• [Recorded information]

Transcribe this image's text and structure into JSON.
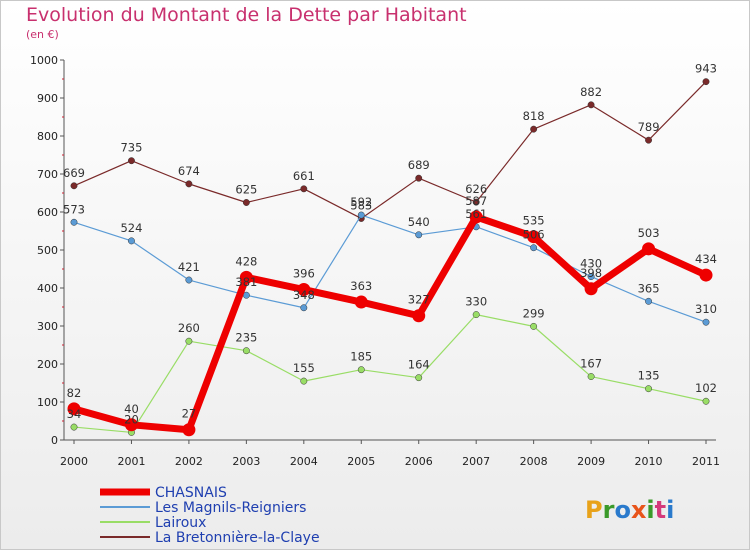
{
  "title": "Evolution du Montant de la Dette par Habitant",
  "subtitle": "(en €)",
  "watermark": "Proxiti",
  "chart_data": {
    "type": "line",
    "categories": [
      "2000",
      "2001",
      "2002",
      "2003",
      "2004",
      "2005",
      "2006",
      "2007",
      "2008",
      "2009",
      "2010",
      "2011"
    ],
    "ylim": [
      0,
      1000
    ],
    "yticks": [
      0,
      100,
      200,
      300,
      400,
      500,
      600,
      700,
      800,
      900,
      1000
    ],
    "grid": false,
    "legend": "bottom-left",
    "series": [
      {
        "name": "CHASNAIS",
        "color": "#ee0000",
        "values": [
          82,
          40,
          27,
          428,
          396,
          363,
          327,
          587,
          535,
          398,
          503,
          434
        ]
      },
      {
        "name": "Les Magnils-Reigniers",
        "color": "#5b9bd5",
        "values": [
          573,
          524,
          421,
          381,
          348,
          592,
          540,
          561,
          506,
          430,
          365,
          310
        ]
      },
      {
        "name": "Lairoux",
        "color": "#99dd66",
        "values": [
          34,
          20,
          260,
          235,
          155,
          185,
          164,
          330,
          299,
          167,
          135,
          102
        ]
      },
      {
        "name": "La Bretonnière-la-Claye",
        "color": "#7a2a2a",
        "values": [
          669,
          735,
          674,
          625,
          661,
          583,
          689,
          626,
          818,
          882,
          789,
          943
        ]
      }
    ]
  }
}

• [What to do]
From the records, copy every line that has the string "name" in it.

• [Response for this exercise]
        "name": "CHASNAIS",
        "name": "Les Magnils-Reigniers",
        "name": "Lairoux",
        "name": "La Bretonnière-la-Claye",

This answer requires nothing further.